* Collected data entries
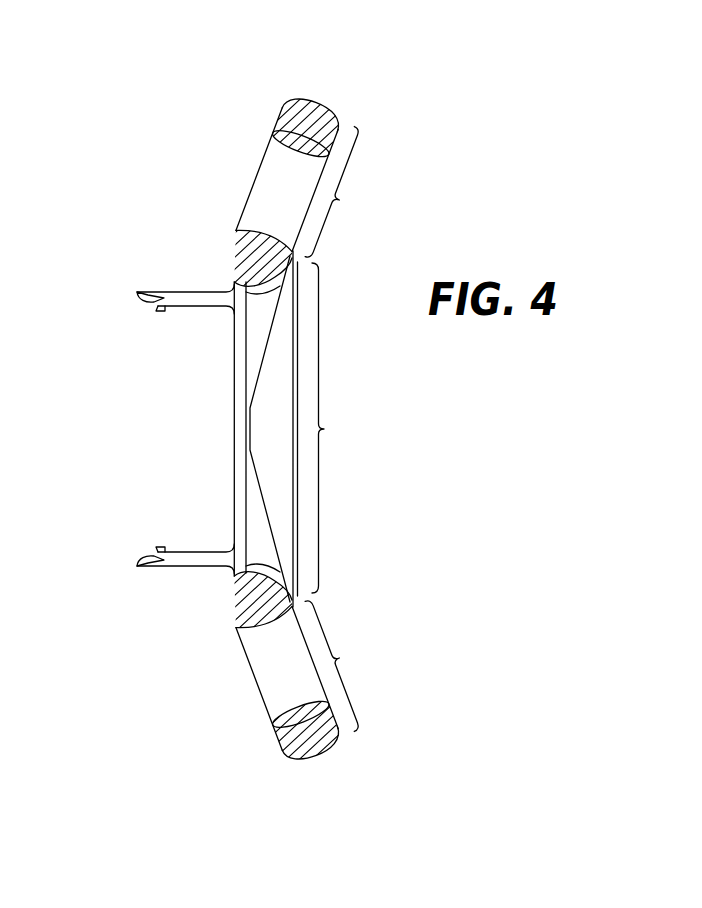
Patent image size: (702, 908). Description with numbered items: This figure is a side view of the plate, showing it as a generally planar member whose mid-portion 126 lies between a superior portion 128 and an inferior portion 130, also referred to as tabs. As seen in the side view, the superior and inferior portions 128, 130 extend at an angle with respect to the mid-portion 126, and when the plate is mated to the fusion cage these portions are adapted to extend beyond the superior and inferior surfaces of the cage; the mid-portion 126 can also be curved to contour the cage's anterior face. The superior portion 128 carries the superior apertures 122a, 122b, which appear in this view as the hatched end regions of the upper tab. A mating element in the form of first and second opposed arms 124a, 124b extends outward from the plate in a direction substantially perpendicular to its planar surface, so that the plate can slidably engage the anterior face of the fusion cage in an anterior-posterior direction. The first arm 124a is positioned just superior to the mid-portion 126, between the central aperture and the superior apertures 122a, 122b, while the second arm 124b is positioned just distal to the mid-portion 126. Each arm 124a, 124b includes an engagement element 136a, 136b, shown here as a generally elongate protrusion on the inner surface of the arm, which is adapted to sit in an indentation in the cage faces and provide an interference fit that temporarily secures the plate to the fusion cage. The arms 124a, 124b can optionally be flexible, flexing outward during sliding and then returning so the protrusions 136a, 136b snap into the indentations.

The superior aperture 122a is at (288, 738).
The superior aperture 122b is at (288, 122).
The first arm 124a is at (190, 298).
The second arm 124b is at (190, 558).
The mid-portion 126 is at (261, 426).
The superior portion 128 is at (311, 180).
The inferior portion 130 is at (311, 677).
The engagement element 136a is at (157, 321).
The engagement element 136b is at (157, 537).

* Description of the task
Output the lines of these entries again word for word, omitting the pictures.

* The response
Patent image size: (702, 908). Description with numbered items: This figure is a side view of the plate, showing it as a generally planar member whose mid-portion 126 lies between a superior portion 128 and an inferior portion 130, also referred to as tabs. As seen in the side view, the superior and inferior portions 128, 130 extend at an angle with respect to the mid-portion 126, and when the plate is mated to the fusion cage these portions are adapted to extend beyond the superior and inferior surfaces of the cage; the mid-portion 126 can also be curved to contour the cage's anterior face. The superior portion 128 carries the superior apertures 122a, 122b, which appear in this view as the hatched end regions of the upper tab. A mating element in the form of first and second opposed arms 124a, 124b extends outward from the plate in a direction substantially perpendicular to its planar surface, so that the plate can slidably engage the anterior face of the fusion cage in an anterior-posterior direction. The first arm 124a is positioned just superior to the mid-portion 126, between the central aperture and the superior apertures 122a, 122b, while the second arm 124b is positioned just distal to the mid-portion 126. Each arm 124a, 124b includes an engagement element 136a, 136b, shown here as a generally elongate protrusion on the inner surface of the arm, which is adapted to sit in an indentation in the cage faces and provide an interference fit that temporarily secures the plate to the fusion cage. The arms 124a, 124b can optionally be flexible, flexing outward during sliding and then returning so the protrusions 136a, 136b snap into the indentations.

The superior aperture 122a is at (288, 738).
The superior aperture 122b is at (288, 122).
The first arm 124a is at (190, 298).
The second arm 124b is at (190, 558).
The mid-portion 126 is at (261, 426).
The superior portion 128 is at (311, 180).
The inferior portion 130 is at (311, 677).
The engagement element 136a is at (157, 321).
The engagement element 136b is at (157, 537).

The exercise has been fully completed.